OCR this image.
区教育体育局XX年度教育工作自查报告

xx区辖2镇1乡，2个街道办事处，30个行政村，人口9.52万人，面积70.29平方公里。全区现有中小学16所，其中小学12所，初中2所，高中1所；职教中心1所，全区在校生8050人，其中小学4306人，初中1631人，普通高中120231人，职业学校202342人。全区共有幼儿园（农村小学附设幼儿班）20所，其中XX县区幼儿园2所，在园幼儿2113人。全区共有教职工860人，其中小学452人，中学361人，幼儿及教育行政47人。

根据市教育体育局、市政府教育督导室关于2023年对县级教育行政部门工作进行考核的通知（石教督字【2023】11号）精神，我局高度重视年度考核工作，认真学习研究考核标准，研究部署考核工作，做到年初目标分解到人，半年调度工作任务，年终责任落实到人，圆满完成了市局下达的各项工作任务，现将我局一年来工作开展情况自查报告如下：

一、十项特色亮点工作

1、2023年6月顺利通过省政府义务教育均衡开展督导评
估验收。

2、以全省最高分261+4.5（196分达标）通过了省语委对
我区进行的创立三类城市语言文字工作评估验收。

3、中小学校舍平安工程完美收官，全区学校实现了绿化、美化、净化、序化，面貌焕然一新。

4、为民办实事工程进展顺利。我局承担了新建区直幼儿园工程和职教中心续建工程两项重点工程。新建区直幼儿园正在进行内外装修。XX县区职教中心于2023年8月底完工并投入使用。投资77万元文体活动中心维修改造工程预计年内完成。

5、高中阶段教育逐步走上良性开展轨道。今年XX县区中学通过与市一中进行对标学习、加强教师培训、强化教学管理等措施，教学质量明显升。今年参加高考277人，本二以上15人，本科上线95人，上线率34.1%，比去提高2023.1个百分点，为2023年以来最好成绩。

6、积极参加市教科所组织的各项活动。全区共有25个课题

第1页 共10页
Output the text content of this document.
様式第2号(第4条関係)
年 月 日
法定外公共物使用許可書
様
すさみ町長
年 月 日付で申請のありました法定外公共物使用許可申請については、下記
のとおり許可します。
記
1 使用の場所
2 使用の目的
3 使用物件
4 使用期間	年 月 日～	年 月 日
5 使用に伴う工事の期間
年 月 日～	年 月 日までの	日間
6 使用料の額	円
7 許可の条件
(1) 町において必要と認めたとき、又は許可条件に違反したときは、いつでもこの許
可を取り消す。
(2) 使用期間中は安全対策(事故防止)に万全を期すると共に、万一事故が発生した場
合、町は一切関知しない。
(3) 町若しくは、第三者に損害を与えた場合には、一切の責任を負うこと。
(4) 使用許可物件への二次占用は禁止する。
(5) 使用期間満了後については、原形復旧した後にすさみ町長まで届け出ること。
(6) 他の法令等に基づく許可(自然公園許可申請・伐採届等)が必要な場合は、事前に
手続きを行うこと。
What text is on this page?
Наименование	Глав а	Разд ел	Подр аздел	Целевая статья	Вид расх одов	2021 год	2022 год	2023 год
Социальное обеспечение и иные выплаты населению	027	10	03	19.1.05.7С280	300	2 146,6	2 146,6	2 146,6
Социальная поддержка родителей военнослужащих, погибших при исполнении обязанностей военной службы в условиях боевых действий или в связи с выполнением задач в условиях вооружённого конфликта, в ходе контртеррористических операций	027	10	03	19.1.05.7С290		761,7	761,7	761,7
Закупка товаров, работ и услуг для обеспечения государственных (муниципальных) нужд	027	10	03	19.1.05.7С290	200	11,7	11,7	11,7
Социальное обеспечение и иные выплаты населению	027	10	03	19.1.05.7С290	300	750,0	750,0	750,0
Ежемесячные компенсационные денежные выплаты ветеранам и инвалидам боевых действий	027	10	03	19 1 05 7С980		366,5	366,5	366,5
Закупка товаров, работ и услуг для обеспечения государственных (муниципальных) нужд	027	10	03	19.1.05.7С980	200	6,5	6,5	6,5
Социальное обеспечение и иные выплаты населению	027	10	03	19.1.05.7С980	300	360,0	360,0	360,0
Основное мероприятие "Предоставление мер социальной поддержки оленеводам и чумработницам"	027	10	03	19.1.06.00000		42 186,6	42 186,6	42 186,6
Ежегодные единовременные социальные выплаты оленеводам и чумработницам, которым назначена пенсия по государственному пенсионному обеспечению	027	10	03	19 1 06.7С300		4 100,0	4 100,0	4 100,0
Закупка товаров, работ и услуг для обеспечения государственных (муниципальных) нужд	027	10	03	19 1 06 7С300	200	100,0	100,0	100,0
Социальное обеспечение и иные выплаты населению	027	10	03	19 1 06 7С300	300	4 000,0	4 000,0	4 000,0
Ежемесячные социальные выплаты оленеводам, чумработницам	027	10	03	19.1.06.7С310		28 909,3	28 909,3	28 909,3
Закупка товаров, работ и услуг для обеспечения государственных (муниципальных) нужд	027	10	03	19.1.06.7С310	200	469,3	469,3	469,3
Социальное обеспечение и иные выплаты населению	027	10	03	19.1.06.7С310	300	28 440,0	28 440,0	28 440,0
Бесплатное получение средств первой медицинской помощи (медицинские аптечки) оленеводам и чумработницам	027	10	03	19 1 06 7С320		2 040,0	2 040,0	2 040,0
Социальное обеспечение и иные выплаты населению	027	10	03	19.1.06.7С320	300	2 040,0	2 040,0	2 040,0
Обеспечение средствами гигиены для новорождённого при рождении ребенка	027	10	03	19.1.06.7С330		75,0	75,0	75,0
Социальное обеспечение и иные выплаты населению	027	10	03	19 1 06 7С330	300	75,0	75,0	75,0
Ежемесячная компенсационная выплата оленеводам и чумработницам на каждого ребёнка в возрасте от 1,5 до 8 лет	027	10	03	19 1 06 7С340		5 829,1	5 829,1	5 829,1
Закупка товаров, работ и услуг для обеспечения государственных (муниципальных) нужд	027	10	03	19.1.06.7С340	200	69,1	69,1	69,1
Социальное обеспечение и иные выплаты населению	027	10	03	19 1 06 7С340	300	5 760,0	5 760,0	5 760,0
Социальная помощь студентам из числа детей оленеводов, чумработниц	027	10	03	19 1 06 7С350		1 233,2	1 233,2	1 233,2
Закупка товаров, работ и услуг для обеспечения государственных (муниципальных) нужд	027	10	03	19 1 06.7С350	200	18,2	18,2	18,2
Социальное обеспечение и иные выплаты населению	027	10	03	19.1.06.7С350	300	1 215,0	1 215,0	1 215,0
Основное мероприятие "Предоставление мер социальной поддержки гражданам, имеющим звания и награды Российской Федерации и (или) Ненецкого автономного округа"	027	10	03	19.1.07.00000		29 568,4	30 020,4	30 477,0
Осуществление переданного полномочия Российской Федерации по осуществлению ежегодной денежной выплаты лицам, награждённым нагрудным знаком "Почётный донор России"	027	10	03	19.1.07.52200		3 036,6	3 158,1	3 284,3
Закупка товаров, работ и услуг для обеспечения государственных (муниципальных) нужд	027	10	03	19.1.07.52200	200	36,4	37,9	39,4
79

+ + + + +

Task directions: Output the full listing without altering anything.

Task output:
OCR this image.
区教育体育局XX年度教育工作自查报告

xx区辖2镇1乡，2个街道办事处，30个行政村，人口9.52万人，面积70.29平方公里。全区现有中小学16所，其中小学12所，初中2所，高中1所；职教中心1所，全区在校生8050人，其中小学4306人，初中1631人，普通高中120231人，职业学校202342人。全区共有幼儿园（农村小学附设幼儿班）20所，其中XX县区幼儿园2所，在园幼儿2113人。全区共有教职工860人，其中小学452人，中学361人，幼儿及教育行政47人。

根据市教育体育局、市政府教育督导室关于2023年对县级教育行政部门工作进行考核的通知（石教督字【2023】11号）精神，我局高度重视年度考核工作，认真学习研究考核标准，研究部署考核工作，做到年初目标分解到人，半年调度工作任务，年终责任落实到人，圆满完成了市局下达的各项工作任务，现将我局一年来工作开展情况自查报告如下：

一、十项特色亮点工作

1、2023年6月顺利通过省政府义务教育均衡开展督导评
估验收。

2、以全省最高分261+4.5（196分达标）通过了省语委对
我区进行的创立三类城市语言文字工作评估验收。

3、中小学校舍平安工程完美收官，全区学校实现了绿化、美化、净化、序化，面貌焕然一新。

4、为民办实事工程进展顺利。我局承担了新建区直幼儿园工程和职教中心续建工程两项重点工程。新建区直幼儿园正在进行内外装修。XX县区职教中心于2023年8月底完工并投入使用。投资77万元文体活动中心维修改造工程预计年内完成。

5、高中阶段教育逐步走上良性开展轨道。今年XX县区中学通过与市一中进行对标学习、加强教师培训、强化教学管理等措施，教学质量明显升。今年参加高考277人，本二以上15人，本科上线95人，上线率34.1%，比去提高2023.1个百分点，为2023年以来最好成绩。

6、积极参加市教科所组织的各项活动。全区共有25个课题

第1页 共10页
Output the text content of this document.
様式第2号(第4条関係)
年 月 日
法定外公共物使用許可書
様
すさみ町長
年 月 日付で申請のありました法定外公共物使用許可申請については、下記
のとおり許可します。
記
1 使用の場所
2 使用の目的
3 使用物件
4 使用期間	年 月 日～	年 月 日
5 使用に伴う工事の期間
年 月 日～	年 月 日までの	日間
6 使用料の額	円
7 許可の条件
(1) 町において必要と認めたとき、又は許可条件に違反したときは、いつでもこの許
可を取り消す。
(2) 使用期間中は安全対策(事故防止)に万全を期すると共に、万一事故が発生した場
合、町は一切関知しない。
(3) 町若しくは、第三者に損害を与えた場合には、一切の責任を負うこと。
(4) 使用許可物件への二次占用は禁止する。
(5) 使用期間満了後については、原形復旧した後にすさみ町長まで届け出ること。
(6) 他の法令等に基づく許可(自然公園許可申請・伐採届等)が必要な場合は、事前に
手続きを行うこと。
What text is on this page?
Наименование	Глав а	Разд ел	Подр аздел	Целевая статья	Вид расх одов	2021 год	2022 год	2023 год
Социальное обеспечение и иные выплаты населению	027	10	03	19.1.05.7С280	300	2 146,6	2 146,6	2 146,6
Социальная поддержка родителей военнослужащих, погибших при исполнении обязанностей военной службы в условиях боевых действий или в связи с выполнением задач в условиях вооружённого конфликта, в ходе контртеррористических операций	027	10	03	19.1.05.7С290		761,7	761,7	761,7
Закупка товаров, работ и услуг для обеспечения государственных (муниципальных) нужд	027	10	03	19.1.05.7С290	200	11,7	11,7	11,7
Социальное обеспечение и иные выплаты населению	027	10	03	19.1.05.7С290	300	750,0	750,0	750,0
Ежемесячные компенсационные денежные выплаты ветеранам и инвалидам боевых действий	027	10	03	19 1 05 7С980		366,5	366,5	366,5
Закупка товаров, работ и услуг для обеспечения государственных (муниципальных) нужд	027	10	03	19.1.05.7С980	200	6,5	6,5	6,5
Социальное обеспечение и иные выплаты населению	027	10	03	19.1.05.7С980	300	360,0	360,0	360,0
Основное мероприятие "Предоставление мер социальной поддержки оленеводам и чумработницам"	027	10	03	19.1.06.00000		42 186,6	42 186,6	42 186,6
Ежегодные единовременные социальные выплаты оленеводам и чумработницам, которым назначена пенсия по государственному пенсионному обеспечению	027	10	03	19 1 06.7С300		4 100,0	4 100,0	4 100,0
Закупка товаров, работ и услуг для обеспечения государственных (муниципальных) нужд	027	10	03	19 1 06 7С300	200	100,0	100,0	100,0
Социальное обеспечение и иные выплаты населению	027	10	03	19 1 06 7С300	300	4 000,0	4 000,0	4 000,0
Ежемесячные социальные выплаты оленеводам, чумработницам	027	10	03	19.1.06.7С310		28 909,3	28 909,3	28 909,3
Закупка товаров, работ и услуг для обеспечения государственных (муниципальных) нужд	027	10	03	19.1.06.7С310	200	469,3	469,3	469,3
Социальное обеспечение и иные выплаты населению	027	10	03	19.1.06.7С310	300	28 440,0	28 440,0	28 440,0
Бесплатное получение средств первой медицинской помощи (медицинские аптечки) оленеводам и чумработницам	027	10	03	19 1 06 7С320		2 040,0	2 040,0	2 040,0
Социальное обеспечение и иные выплаты населению	027	10	03	19.1.06.7С320	300	2 040,0	2 040,0	2 040,0
Обеспечение средствами гигиены для новорождённого при рождении ребенка	027	10	03	19.1.06.7С330		75,0	75,0	75,0
Социальное обеспечение и иные выплаты населению	027	10	03	19 1 06 7С330	300	75,0	75,0	75,0
Ежемесячная компенсационная выплата оленеводам и чумработницам на каждого ребёнка в возрасте от 1,5 до 8 лет	027	10	03	19 1 06 7С340		5 829,1	5 829,1	5 829,1
Закупка товаров, работ и услуг для обеспечения государственных (муниципальных) нужд	027	10	03	19.1.06.7С340	200	69,1	69,1	69,1
Социальное обеспечение и иные выплаты населению	027	10	03	19 1 06 7С340	300	5 760,0	5 760,0	5 760,0
Социальная помощь студентам из числа детей оленеводов, чумработниц	027	10	03	19 1 06 7С350		1 233,2	1 233,2	1 233,2
Закупка товаров, работ и услуг для обеспечения государственных (муниципальных) нужд	027	10	03	19 1 06.7С350	200	18,2	18,2	18,2
Социальное обеспечение и иные выплаты населению	027	10	03	19.1.06.7С350	300	1 215,0	1 215,0	1 215,0
Основное мероприятие "Предоставление мер социальной поддержки гражданам, имеющим звания и награды Российской Федерации и (или) Ненецкого автономного округа"	027	10	03	19.1.07.00000		29 568,4	30 020,4	30 477,0
Осуществление переданного полномочия Российской Федерации по осуществлению ежегодной денежной выплаты лицам, награждённым нагрудным знаком "Почётный донор России"	027	10	03	19.1.07.52200		3 036,6	3 158,1	3 284,3
Закупка товаров, работ и услуг для обеспечения государственных (муниципальных) нужд	027	10	03	19.1.07.52200	200	36,4	37,9	39,4
79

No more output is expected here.